Павел Анненков - Александр Сергеевич Пушкин в Александровскую эпоху
60
Уездный предводитель дворянства, по самому званию своему, носил обязанность наблюдать за образом жизни и поведением дворян своего уезда, а потому правительство, возлагая, по закону, труд смотреть за Пушкиным на г. Пещурова не делало тем из него ни особого агента, ни притеснителя ex officio, на что он, по нравственному характеру своему, и не был способен.
61
Впоследствии она вышла замуж за генерала Вревского и сделалась матерью почтенного и многочисленного семейства.
62
Евпраксия Николаевна (в семействе ее просто звали «Зина») была душой веселого общества, собиравшегося по временам в Тригорском: она играла перед ним арии Россини, мастерски варила жженку и являлась первая во всех предприятиях по части удовольствий. Сестра ее, Анна Николаевна, умершая девушкой в начале 60-х годов, отличалась быстротой и находчивостью своих ответов, что было не легкое дело в виду Михайловского изгнанника, отличавшегося еще в разговорах прямотой и смелостью выражения.

-- ПРЕДОСТАВЛЕННЫЕ ЗАПИСИ --
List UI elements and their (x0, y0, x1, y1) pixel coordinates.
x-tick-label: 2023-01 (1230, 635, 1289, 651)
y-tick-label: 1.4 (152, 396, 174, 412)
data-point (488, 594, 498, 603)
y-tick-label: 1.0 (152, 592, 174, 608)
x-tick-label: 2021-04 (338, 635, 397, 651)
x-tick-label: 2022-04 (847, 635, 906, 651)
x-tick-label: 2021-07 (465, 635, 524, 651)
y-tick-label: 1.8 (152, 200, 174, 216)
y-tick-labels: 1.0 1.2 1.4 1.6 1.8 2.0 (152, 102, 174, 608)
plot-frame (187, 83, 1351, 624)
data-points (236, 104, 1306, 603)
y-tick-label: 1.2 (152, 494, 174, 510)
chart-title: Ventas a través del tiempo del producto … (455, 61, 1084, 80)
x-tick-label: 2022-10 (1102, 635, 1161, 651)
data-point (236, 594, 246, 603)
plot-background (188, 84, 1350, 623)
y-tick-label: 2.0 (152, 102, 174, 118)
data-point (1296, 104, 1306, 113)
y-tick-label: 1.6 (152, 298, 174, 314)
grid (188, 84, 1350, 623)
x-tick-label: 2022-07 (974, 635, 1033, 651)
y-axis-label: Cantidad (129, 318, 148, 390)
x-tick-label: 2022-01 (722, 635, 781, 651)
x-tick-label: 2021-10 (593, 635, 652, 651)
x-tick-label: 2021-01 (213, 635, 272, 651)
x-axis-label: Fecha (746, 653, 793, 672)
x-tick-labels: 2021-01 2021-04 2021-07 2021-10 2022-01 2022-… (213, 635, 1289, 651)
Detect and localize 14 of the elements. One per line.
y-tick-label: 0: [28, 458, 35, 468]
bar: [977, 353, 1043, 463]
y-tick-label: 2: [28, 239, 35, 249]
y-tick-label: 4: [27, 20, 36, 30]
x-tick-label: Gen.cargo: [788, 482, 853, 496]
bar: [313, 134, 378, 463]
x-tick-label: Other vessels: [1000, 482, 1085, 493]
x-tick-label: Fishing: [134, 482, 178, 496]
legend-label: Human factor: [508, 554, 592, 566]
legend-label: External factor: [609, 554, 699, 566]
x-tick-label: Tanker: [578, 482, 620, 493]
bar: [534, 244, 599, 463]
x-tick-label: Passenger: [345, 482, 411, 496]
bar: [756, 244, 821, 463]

-- ЗАДАНИЯ --
[1] Как в семействе звали Евпраксию Николаевну, согласно отрывку?
[2] Почему, согласно отрывку, поручение смотреть за Пушкиным не делало г. Пещурова ни особым агентом, ни притеснителем?
[3] Выпишите из отрывка текст, начиная с «Павел Анненков - Александр» и далее до «и многочисленного семейства.».
Записи никак не связаны с отрывком.

-- РЕШЁННЫЕ ЗАДАНИЯ --
[1] «Зина».

[2] Уездный предводитель дворянства уже по самому своему званию был обязан наблюдать за образом жизни и поведением дворян своего уезда. Поэтому правительство возлагало на него надзор за Пушкиным по закону, как часть этой обязанности. К тому же по нравственному характеру своему он и не был на это способен.

[3]
Павел Анненков - Александр Сергеевич Пушкин в Александровскую эпоху
60
Уездный предводитель дворянства, по самому званию своему, носил обязанность наблюдать за образом жизни и поведением дворян своего уезда, а потому правительство, возлагая, по закону, труд смотреть за Пушкиным на г. Пещурова не делало тем из него ни особого агента, ни притеснителя ex officio, на что он, по нравственному характеру своему, и не был способен.
61
Впоследствии она вышла замуж за генерала Вревского и сделалась матерью почтенного и многочисленного семейства.